[Items from a data source]
◇ ◇ ◇ ◇ ◇
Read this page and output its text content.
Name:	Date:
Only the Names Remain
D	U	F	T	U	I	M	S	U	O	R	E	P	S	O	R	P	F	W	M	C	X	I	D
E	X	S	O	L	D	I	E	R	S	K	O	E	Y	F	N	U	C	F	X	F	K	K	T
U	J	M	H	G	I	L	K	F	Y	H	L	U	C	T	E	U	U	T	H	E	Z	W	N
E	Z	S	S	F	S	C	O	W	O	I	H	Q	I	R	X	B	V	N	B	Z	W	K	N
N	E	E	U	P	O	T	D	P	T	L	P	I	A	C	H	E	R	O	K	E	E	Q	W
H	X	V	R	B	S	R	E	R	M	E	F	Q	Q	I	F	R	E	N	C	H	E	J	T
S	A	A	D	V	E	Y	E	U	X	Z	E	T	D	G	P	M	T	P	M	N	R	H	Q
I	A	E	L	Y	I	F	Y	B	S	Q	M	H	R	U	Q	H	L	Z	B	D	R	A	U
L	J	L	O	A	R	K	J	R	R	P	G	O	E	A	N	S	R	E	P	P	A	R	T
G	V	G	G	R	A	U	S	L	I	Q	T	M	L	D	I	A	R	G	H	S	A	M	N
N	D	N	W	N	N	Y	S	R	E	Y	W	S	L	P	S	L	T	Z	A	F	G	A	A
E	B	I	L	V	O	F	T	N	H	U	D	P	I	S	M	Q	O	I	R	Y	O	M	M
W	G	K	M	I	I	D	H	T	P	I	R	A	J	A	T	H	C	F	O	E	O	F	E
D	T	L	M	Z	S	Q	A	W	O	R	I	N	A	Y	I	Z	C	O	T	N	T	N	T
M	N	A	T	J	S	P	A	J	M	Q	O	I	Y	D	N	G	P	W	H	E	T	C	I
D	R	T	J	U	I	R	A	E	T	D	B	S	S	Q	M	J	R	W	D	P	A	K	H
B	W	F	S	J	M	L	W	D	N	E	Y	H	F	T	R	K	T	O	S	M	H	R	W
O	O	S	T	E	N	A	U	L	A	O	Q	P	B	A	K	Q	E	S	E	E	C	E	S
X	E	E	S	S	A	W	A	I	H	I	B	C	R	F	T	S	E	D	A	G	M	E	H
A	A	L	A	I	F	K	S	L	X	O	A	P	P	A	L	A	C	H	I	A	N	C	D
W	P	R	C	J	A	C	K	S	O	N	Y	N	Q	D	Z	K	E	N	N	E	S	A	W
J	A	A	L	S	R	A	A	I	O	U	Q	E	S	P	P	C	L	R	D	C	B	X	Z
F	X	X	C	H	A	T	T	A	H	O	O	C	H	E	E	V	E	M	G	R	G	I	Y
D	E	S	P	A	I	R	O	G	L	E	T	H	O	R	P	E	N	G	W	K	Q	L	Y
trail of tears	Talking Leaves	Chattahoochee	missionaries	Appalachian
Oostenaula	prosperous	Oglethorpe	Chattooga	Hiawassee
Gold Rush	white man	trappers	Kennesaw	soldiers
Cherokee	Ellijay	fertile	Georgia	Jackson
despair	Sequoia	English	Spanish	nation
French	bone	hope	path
◇ ◇ ◇ ◇ ◇
- _TASK TO CARRY OUT_: Return the whole listing exactly, with every line included.

- _THE RESULT_:
Read this page and output its text content.
Name:	Date:
Only the Names Remain
D	U	F	T	U	I	M	S	U	O	R	E	P	S	O	R	P	F	W	M	C	X	I	D
E	X	S	O	L	D	I	E	R	S	K	O	E	Y	F	N	U	C	F	X	F	K	K	T
U	J	M	H	G	I	L	K	F	Y	H	L	U	C	T	E	U	U	T	H	E	Z	W	N
E	Z	S	S	F	S	C	O	W	O	I	H	Q	I	R	X	B	V	N	B	Z	W	K	N
N	E	E	U	P	O	T	D	P	T	L	P	I	A	C	H	E	R	O	K	E	E	Q	W
H	X	V	R	B	S	R	E	R	M	E	F	Q	Q	I	F	R	E	N	C	H	E	J	T
S	A	A	D	V	E	Y	E	U	X	Z	E	T	D	G	P	M	T	P	M	N	R	H	Q
I	A	E	L	Y	I	F	Y	B	S	Q	M	H	R	U	Q	H	L	Z	B	D	R	A	U
L	J	L	O	A	R	K	J	R	R	P	G	O	E	A	N	S	R	E	P	P	A	R	T
G	V	G	G	R	A	U	S	L	I	Q	T	M	L	D	I	A	R	G	H	S	A	M	N
N	D	N	W	N	N	Y	S	R	E	Y	W	S	L	P	S	L	T	Z	A	F	G	A	A
E	B	I	L	V	O	F	T	N	H	U	D	P	I	S	M	Q	O	I	R	Y	O	M	M
W	G	K	M	I	I	D	H	T	P	I	R	A	J	A	T	H	C	F	O	E	O	F	E
D	T	L	M	Z	S	Q	A	W	O	R	I	N	A	Y	I	Z	C	O	T	N	T	N	T
M	N	A	T	J	S	P	A	J	M	Q	O	I	Y	D	N	G	P	W	H	E	T	C	I
D	R	T	J	U	I	R	A	E	T	D	B	S	S	Q	M	J	R	W	D	P	A	K	H
B	W	F	S	J	M	L	W	D	N	E	Y	H	F	T	R	K	T	O	S	M	H	R	W
O	O	S	T	E	N	A	U	L	A	O	Q	P	B	A	K	Q	E	S	E	E	C	E	S
X	E	E	S	S	A	W	A	I	H	I	B	C	R	F	T	S	E	D	A	G	M	E	H
A	A	L	A	I	F	K	S	L	X	O	A	P	P	A	L	A	C	H	I	A	N	C	D
W	P	R	C	J	A	C	K	S	O	N	Y	N	Q	D	Z	K	E	N	N	E	S	A	W
J	A	A	L	S	R	A	A	I	O	U	Q	E	S	P	P	C	L	R	D	C	B	X	Z
F	X	X	C	H	A	T	T	A	H	O	O	C	H	E	E	V	E	M	G	R	G	I	Y
D	E	S	P	A	I	R	O	G	L	E	T	H	O	R	P	E	N	G	W	K	Q	L	Y
trail of tears	Talking Leaves	Chattahoochee	missionaries	Appalachian
Oostenaula	prosperous	Oglethorpe	Chattooga	Hiawassee
Gold Rush	white man	trappers	Kennesaw	soldiers
Cherokee	Ellijay	fertile	Georgia	Jackson
despair	Sequoia	English	Spanish	nation
French	bone	hope	path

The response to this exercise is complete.